__Reading passage__.
# # # # # # #
Effect of natural carbonation on the pore structure and elastic modulus of the alkali-activated fly ash and slag pastes

Abstract

The aim of this paper was to investigate the effect of natural carbonation on the pore structure, and elastic modulus (E_m) of alkali-activated fly ash (FA) and ground granulated blast furnace slag (GBFS) pastes after one year of exposure in the natural laboratory conditions. The chemical changes due to carbonation were examined by X-ray diffraction (XRD), scanning electron microscope/energy-dispersive X-ray (SEM−EDX) and attenuated total reflectance Fourier transformed infrared spectroscopy (ATR-FTIR). Subsequently, the pore structure and E_m of the degraded material were tested by mercury intrusion porosimetry (MIP), nitrogen (N₂) adsorption, and nanoindentation. The chemical degradation of alkali-activated pastes due to natural carbonation is showed to be dependent on the GBFS content and their pore structure development. It was found that the pure alkali-activated GBFS paste was not carbonated at all within the tested period due to fine gel pore structure. On the other hand, carbonation of the gel in the pastes consisting FA and GBFS generated significant mineralogical and microstructural changes. The extensive decalcification of the gel was reflected in the increase of nanoporosity. Consequently, the E_m of the carbonated pastes decreased. This study suggests that the degradation of alkali-activated FA and GBFS pastes due to carbonation may be accurately evaluated through micromechanical properties measurements rather than only by testing alkalinity of the pore solution and corrosion of reinforcement such as commonly studied carbonation effect in the ordinary Portland cement (OPC)-based materials.
# # # # # # #
__How to complete this task__. According to the abstract on natural carbonation of alkali-activated pastes, why was the pure alkali-activated GBFS paste not carbonated within the tested period?
# # # # # # #
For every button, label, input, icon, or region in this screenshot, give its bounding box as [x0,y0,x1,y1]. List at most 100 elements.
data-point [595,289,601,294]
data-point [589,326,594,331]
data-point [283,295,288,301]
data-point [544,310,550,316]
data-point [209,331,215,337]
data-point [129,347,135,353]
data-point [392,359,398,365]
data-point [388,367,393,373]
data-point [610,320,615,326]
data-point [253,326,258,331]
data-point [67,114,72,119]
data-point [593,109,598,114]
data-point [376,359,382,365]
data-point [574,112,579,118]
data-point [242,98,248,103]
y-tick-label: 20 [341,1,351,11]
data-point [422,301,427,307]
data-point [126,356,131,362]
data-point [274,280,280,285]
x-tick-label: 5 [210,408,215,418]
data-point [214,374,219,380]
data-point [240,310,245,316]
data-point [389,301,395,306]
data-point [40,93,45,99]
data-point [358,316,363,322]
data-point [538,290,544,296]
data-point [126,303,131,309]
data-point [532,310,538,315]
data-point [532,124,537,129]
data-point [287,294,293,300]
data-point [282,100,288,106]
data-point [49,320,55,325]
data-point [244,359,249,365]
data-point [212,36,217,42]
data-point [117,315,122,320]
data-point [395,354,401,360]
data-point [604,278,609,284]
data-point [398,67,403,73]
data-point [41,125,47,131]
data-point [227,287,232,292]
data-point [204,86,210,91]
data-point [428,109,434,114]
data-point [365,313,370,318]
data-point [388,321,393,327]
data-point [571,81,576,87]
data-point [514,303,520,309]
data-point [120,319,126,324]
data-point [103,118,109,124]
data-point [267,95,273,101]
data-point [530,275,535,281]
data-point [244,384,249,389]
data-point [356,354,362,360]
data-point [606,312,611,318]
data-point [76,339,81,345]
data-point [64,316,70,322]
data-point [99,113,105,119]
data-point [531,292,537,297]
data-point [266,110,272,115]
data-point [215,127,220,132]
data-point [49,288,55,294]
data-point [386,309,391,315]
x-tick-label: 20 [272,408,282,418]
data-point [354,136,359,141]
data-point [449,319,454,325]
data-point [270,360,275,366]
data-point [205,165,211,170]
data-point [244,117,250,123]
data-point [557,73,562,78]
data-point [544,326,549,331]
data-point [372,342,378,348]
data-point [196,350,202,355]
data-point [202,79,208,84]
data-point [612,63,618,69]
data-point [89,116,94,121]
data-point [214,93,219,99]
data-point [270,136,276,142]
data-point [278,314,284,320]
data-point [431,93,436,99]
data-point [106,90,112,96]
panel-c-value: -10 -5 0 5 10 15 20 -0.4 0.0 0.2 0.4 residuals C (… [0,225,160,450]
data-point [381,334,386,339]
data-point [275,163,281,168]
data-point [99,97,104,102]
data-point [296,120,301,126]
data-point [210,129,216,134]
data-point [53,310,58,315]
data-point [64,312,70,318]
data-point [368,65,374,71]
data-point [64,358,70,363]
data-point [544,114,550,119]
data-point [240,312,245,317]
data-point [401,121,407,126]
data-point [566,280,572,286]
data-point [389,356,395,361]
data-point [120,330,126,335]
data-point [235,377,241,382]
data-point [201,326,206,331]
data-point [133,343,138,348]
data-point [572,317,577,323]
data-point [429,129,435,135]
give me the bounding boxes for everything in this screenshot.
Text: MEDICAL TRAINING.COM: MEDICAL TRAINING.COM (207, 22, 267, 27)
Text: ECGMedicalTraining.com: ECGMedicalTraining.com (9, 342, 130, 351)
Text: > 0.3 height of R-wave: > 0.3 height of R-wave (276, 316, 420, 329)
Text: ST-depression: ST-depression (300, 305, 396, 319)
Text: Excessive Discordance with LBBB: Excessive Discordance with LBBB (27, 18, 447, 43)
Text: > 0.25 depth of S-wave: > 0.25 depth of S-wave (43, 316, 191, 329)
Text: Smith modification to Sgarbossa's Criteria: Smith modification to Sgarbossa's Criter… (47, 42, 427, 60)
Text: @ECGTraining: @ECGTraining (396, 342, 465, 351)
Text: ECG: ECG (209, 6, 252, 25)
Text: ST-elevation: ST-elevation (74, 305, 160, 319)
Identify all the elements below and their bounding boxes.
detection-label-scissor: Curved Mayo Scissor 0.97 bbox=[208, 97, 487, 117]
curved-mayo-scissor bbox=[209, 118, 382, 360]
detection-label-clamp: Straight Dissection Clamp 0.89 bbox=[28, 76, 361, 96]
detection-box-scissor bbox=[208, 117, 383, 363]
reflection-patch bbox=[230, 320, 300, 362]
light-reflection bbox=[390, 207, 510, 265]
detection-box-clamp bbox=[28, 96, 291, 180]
# # # # # # #
__Output__. It had a fine gel pore structure.